• **EXERCISE**:
Copy every entry exactly.

== DATA SECTION

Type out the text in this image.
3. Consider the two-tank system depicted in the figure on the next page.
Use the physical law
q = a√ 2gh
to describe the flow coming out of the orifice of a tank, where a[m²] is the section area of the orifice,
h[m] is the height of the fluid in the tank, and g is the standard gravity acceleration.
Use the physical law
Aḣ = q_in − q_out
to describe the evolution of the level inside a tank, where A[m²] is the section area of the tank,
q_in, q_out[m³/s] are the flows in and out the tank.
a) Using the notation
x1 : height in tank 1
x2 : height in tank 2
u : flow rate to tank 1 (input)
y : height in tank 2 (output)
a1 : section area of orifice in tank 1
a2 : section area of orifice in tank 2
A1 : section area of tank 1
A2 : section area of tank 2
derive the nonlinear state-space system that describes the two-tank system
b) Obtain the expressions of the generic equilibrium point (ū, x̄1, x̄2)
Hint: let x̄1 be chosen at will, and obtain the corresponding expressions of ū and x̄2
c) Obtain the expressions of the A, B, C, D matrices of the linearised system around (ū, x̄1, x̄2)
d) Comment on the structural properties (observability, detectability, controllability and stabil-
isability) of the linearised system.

====

• **WRITTEN REPLY**:
Type out the text in this image.
3. Consider the two-tank system depicted in the figure on the next page.
Use the physical law
q = a√ 2gh
to describe the flow coming out of the orifice of a tank, where a[m²] is the section area of the orifice,
h[m] is the height of the fluid in the tank, and g is the standard gravity acceleration.
Use the physical law
Aḣ = q_in − q_out
to describe the evolution of the level inside a tank, where A[m²] is the section area of the tank,
q_in, q_out[m³/s] are the flows in and out the tank.
a) Using the notation
x1 : height in tank 1
x2 : height in tank 2
u : flow rate to tank 1 (input)
y : height in tank 2 (output)
a1 : section area of orifice in tank 1
a2 : section area of orifice in tank 2
A1 : section area of tank 1
A2 : section area of tank 2
derive the nonlinear state-space system that describes the two-tank system
b) Obtain the expressions of the generic equilibrium point (ū, x̄1, x̄2)
Hint: let x̄1 be chosen at will, and obtain the corresponding expressions of ū and x̄2
c) Obtain the expressions of the A, B, C, D matrices of the linearised system around (ū, x̄1, x̄2)
d) Comment on the structural properties (observability, detectability, controllability and stabil-
isability) of the linearised system.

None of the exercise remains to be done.